═════ Task inputs ═════

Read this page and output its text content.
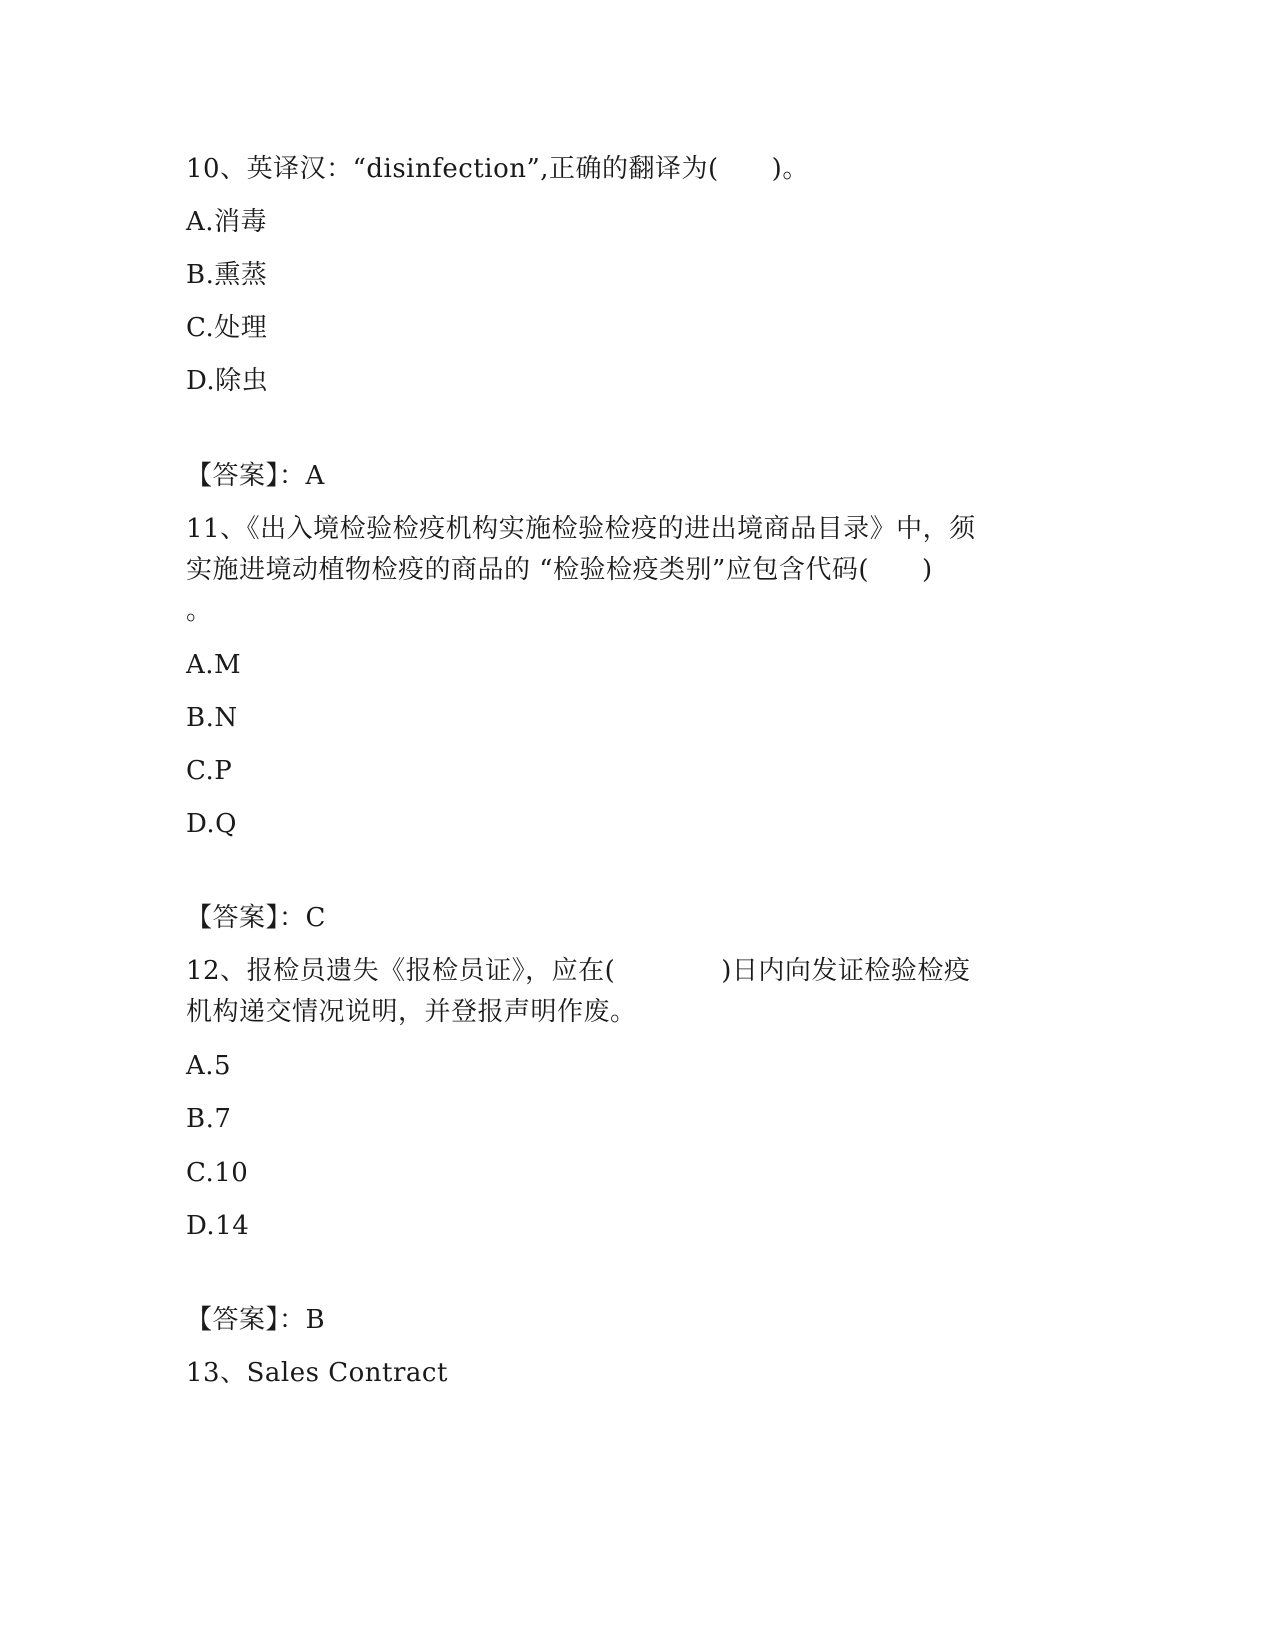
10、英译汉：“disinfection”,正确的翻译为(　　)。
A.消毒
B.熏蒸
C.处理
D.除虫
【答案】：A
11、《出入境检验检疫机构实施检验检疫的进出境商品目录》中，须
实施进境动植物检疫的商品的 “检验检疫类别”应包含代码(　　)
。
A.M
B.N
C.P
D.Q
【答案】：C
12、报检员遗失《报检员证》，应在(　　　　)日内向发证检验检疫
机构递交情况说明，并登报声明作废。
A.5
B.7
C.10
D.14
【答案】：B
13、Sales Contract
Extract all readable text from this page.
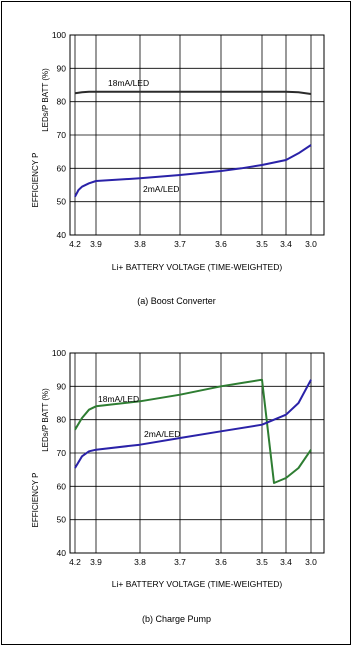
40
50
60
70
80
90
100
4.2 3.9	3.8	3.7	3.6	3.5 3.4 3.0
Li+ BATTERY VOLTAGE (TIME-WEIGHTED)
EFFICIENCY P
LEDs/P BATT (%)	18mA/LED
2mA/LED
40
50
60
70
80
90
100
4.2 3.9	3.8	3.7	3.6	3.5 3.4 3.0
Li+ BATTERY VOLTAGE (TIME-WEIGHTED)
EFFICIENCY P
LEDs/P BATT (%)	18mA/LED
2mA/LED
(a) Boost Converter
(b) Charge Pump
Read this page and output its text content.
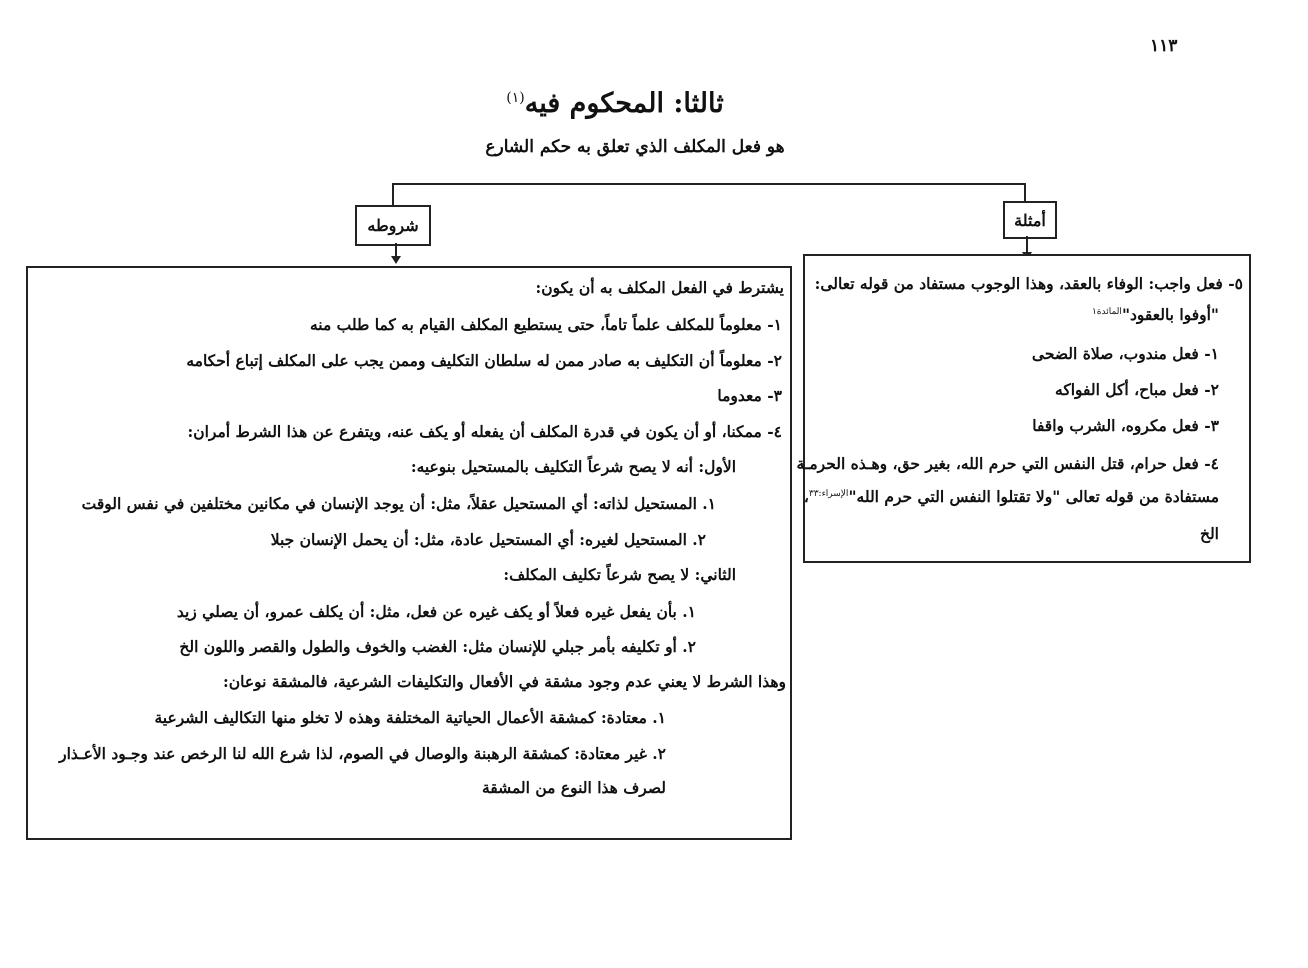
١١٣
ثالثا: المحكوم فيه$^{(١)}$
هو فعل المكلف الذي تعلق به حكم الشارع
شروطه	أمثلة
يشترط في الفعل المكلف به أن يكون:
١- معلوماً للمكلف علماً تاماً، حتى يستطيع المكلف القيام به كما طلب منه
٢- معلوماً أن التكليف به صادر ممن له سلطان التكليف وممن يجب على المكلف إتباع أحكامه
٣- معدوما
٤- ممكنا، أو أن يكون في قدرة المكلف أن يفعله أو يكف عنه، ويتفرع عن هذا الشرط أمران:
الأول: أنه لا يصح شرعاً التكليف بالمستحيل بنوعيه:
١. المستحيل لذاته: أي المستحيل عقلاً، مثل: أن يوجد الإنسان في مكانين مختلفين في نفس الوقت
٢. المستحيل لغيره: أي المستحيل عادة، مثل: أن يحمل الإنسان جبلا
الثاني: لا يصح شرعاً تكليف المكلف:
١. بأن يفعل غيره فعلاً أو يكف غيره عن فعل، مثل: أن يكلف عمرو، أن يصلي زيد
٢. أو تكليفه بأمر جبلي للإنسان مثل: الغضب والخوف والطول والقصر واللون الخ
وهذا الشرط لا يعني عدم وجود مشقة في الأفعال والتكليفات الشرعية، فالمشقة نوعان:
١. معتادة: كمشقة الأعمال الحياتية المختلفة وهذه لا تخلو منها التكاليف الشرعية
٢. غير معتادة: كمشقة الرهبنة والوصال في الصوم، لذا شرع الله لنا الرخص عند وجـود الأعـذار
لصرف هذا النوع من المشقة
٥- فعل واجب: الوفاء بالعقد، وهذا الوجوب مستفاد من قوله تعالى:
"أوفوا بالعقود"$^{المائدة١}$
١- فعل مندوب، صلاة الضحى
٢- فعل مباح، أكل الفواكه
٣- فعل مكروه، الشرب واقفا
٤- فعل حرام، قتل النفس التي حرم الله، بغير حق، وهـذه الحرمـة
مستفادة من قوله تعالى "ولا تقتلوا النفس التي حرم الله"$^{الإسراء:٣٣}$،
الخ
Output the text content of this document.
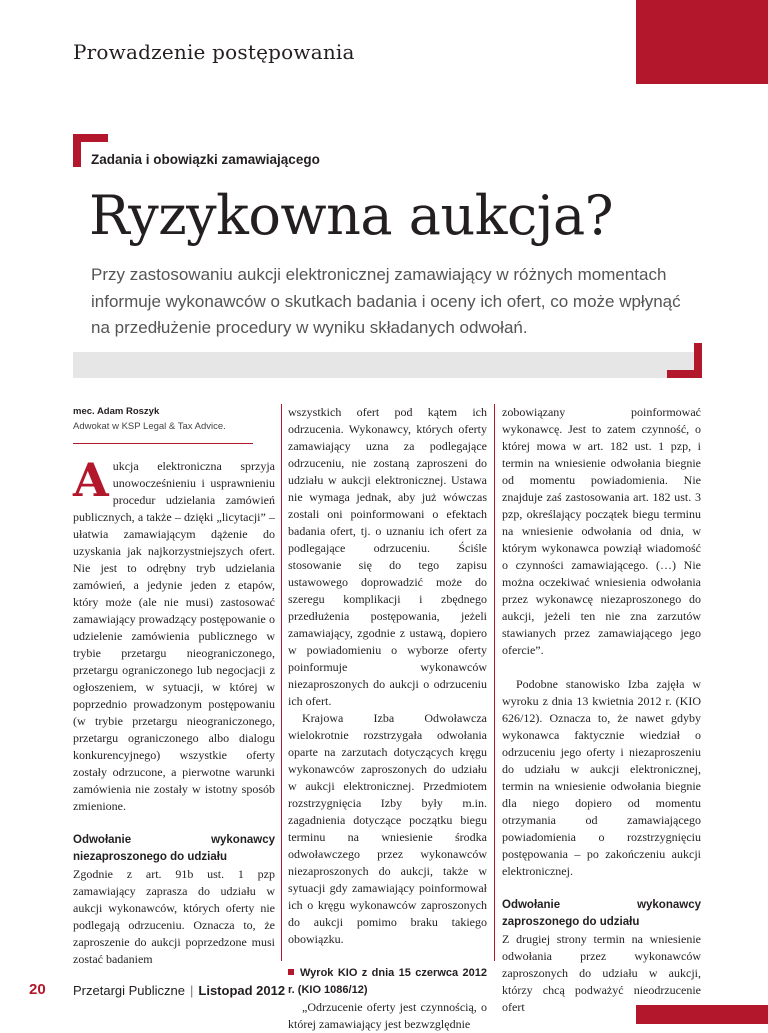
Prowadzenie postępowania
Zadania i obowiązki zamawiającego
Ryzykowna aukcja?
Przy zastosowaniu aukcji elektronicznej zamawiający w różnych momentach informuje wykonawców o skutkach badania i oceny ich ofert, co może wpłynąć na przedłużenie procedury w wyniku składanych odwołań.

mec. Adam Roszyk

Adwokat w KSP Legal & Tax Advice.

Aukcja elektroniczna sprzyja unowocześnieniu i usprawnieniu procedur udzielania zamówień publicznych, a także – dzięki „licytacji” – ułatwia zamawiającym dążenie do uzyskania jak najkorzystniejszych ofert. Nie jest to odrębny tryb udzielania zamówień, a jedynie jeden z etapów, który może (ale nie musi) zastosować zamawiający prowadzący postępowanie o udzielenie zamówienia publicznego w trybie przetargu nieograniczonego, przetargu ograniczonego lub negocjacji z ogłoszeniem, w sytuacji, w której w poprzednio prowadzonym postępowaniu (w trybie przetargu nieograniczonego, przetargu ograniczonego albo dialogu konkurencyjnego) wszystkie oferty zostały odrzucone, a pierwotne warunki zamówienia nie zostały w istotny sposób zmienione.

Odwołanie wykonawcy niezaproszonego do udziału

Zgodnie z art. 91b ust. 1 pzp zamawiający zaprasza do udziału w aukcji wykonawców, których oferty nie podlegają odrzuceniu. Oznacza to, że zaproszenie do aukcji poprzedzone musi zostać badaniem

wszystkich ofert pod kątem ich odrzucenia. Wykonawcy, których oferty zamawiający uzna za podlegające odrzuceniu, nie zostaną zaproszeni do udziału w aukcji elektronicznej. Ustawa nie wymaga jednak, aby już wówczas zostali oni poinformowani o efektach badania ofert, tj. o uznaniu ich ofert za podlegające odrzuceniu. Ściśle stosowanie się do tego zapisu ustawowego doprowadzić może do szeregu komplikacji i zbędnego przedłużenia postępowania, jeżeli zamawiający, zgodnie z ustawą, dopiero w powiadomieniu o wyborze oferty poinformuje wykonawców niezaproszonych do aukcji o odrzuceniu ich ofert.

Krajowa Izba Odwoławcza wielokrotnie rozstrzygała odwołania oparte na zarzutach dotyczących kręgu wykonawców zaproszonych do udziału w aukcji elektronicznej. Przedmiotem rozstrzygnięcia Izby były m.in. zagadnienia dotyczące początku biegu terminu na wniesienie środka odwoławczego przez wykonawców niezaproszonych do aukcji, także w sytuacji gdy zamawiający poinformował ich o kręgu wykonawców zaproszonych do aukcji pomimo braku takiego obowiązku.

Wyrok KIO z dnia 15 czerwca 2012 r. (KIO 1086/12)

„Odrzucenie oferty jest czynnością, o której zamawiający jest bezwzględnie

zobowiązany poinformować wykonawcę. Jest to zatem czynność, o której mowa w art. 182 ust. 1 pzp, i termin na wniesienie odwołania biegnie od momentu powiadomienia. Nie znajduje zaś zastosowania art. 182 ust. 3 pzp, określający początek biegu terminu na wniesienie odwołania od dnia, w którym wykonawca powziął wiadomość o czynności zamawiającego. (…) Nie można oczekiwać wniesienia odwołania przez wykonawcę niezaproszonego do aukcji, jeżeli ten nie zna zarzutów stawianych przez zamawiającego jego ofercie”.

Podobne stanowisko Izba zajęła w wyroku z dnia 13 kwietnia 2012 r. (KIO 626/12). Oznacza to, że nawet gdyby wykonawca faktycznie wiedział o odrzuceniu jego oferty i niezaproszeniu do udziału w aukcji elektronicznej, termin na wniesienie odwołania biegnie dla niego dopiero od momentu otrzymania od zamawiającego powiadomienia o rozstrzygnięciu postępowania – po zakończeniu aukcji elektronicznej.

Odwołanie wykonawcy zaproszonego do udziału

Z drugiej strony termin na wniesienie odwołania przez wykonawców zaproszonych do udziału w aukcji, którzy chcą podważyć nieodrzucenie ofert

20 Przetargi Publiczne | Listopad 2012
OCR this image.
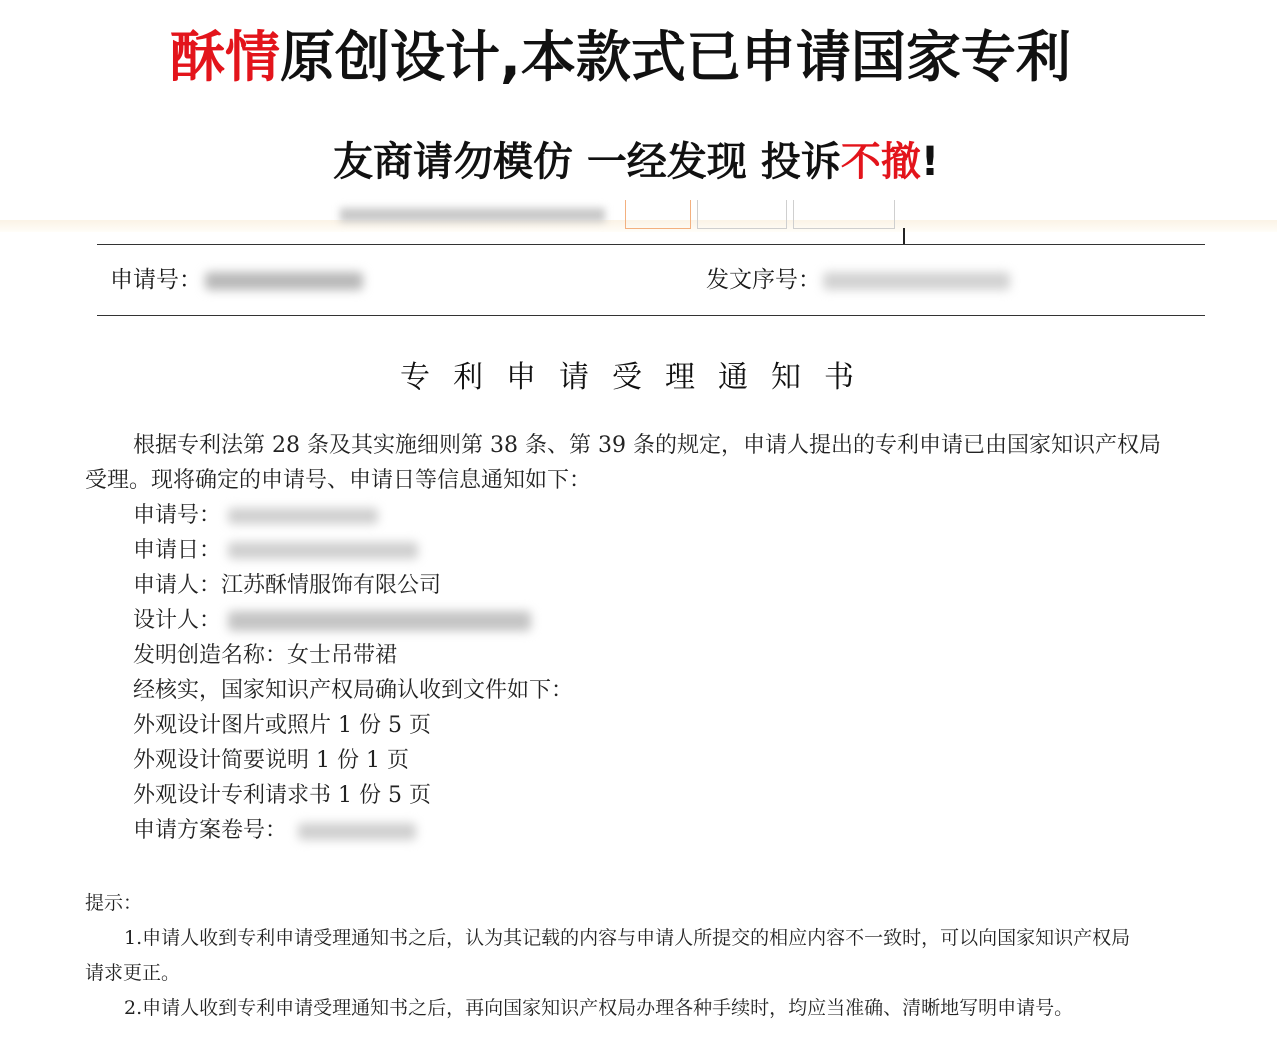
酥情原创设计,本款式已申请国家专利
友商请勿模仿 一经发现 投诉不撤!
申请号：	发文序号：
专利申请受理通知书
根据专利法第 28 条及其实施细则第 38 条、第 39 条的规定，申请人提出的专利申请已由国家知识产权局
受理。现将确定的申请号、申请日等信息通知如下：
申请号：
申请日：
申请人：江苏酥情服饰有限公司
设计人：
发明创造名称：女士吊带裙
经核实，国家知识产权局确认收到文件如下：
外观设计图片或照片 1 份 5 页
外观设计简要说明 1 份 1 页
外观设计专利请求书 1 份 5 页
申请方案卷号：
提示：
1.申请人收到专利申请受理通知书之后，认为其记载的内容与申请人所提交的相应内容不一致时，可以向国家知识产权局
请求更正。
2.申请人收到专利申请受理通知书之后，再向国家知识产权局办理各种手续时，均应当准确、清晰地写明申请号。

═════

Above are several records. Count the lines among them that contain "معتادة" and give only the total.

2